TASK TO COMPLETE. Locate every row below that contains the word "tapered" and copy each of those rows in full.

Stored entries
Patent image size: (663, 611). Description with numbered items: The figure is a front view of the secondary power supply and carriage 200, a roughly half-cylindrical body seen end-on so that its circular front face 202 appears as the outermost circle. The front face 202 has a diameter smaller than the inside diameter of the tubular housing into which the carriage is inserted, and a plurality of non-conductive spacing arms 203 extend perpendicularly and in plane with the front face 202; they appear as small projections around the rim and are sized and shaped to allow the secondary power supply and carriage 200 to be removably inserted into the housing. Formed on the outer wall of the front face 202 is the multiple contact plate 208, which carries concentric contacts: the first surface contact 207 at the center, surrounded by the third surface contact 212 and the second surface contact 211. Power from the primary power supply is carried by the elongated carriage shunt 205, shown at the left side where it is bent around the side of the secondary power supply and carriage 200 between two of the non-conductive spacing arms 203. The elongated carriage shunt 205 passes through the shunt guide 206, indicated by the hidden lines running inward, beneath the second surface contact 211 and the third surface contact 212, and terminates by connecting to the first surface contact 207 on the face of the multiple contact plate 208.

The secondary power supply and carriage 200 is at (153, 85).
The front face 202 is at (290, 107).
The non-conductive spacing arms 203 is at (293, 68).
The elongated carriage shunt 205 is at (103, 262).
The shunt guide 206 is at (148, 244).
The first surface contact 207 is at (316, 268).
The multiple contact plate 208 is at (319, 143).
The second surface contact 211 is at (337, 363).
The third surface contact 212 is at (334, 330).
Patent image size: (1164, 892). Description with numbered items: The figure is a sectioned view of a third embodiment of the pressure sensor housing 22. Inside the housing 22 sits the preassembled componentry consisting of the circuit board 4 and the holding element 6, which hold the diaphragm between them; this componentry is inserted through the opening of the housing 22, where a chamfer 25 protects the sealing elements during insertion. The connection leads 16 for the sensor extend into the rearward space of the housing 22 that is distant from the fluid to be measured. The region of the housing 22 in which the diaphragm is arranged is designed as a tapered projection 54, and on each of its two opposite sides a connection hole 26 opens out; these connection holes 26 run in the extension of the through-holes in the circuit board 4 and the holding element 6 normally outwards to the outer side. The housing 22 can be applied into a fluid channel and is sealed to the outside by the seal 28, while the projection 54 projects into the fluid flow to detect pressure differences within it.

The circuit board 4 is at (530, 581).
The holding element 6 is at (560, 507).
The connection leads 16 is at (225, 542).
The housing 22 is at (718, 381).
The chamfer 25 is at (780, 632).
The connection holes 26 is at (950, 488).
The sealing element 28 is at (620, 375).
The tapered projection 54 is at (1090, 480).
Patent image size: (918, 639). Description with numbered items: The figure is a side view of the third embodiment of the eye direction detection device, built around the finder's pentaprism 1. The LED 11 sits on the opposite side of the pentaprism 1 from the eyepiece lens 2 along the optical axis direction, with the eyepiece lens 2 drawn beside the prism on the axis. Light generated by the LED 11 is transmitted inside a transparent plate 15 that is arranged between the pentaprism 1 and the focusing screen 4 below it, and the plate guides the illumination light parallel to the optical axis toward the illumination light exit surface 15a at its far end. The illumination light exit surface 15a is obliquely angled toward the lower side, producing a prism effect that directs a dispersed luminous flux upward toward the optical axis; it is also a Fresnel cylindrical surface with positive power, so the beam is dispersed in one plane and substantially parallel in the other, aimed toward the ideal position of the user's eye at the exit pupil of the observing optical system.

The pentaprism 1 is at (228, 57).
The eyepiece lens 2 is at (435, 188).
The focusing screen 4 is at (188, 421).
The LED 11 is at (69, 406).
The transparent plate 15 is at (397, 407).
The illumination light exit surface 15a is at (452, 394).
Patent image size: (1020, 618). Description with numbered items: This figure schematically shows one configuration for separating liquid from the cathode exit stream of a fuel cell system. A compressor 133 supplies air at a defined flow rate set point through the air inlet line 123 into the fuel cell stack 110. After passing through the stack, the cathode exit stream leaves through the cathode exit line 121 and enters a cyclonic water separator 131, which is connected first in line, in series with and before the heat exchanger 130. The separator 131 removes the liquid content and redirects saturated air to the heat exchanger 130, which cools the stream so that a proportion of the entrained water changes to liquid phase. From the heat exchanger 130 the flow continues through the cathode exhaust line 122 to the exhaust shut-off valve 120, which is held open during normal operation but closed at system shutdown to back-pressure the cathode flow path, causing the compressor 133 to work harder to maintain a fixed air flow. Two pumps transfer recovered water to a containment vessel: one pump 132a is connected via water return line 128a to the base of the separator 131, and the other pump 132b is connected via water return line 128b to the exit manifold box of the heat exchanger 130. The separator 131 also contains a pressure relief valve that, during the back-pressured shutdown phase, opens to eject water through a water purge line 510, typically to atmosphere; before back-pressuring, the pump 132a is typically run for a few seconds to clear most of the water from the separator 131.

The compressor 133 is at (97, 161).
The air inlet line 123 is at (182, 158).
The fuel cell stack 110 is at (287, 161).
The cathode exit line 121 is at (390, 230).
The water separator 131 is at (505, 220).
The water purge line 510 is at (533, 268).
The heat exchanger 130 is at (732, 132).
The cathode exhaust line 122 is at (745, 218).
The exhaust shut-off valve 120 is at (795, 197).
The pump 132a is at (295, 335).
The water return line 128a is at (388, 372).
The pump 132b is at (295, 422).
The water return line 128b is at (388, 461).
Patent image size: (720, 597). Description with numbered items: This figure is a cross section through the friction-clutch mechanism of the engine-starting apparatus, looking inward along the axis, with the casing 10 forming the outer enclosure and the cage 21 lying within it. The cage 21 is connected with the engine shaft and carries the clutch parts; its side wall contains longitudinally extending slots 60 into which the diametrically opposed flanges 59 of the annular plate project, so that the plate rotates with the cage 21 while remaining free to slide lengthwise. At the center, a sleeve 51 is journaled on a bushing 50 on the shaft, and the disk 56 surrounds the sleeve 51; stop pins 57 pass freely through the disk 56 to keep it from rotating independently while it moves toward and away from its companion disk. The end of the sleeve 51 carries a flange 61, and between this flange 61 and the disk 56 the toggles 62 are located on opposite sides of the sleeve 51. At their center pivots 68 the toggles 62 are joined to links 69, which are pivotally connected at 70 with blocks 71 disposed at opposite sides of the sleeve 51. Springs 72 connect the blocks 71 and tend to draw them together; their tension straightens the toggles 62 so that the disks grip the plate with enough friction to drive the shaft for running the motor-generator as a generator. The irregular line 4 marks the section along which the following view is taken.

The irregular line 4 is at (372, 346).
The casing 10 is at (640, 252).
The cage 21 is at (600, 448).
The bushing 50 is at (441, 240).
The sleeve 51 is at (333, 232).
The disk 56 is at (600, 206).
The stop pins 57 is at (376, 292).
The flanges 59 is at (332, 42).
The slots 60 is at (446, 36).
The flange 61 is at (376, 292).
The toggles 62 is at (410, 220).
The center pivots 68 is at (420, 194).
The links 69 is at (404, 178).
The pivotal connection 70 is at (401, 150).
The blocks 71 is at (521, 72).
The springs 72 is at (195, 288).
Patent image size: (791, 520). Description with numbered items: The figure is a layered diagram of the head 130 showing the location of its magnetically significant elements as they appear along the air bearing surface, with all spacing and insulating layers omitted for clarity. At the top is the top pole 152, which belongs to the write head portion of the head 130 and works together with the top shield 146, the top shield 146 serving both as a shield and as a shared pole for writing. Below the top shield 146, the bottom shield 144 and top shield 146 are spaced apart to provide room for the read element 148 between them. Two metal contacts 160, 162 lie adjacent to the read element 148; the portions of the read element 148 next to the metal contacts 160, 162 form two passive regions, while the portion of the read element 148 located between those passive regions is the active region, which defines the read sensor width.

ANSWER BELOW.
Patent image size: (1164, 892). Description with numbered items: The figure is a sectioned view of a third embodiment of the pressure sensor housing 22. Inside the housing 22 sits the preassembled componentry consisting of the circuit board 4 and the holding element 6, which hold the diaphragm between them; this componentry is inserted through the opening of the housing 22, where a chamfer 25 protects the sealing elements during insertion. The connection leads 16 for the sensor extend into the rearward space of the housing 22 that is distant from the fluid to be measured. The region of the housing 22 in which the diaphragm is arranged is designed as a tapered projection 54, and on each of its two opposite sides a connection hole 26 opens out; these connection holes 26 run in the extension of the through-holes in the circuit board 4 and the holding element 6 normally outwards to the outer side. The housing 22 can be applied into a fluid channel and is sealed to the outside by the seal 28, while the projection 54 projects into the fluid flow to detect pressure differences within it.
The tapered projection 54 is at (1090, 480).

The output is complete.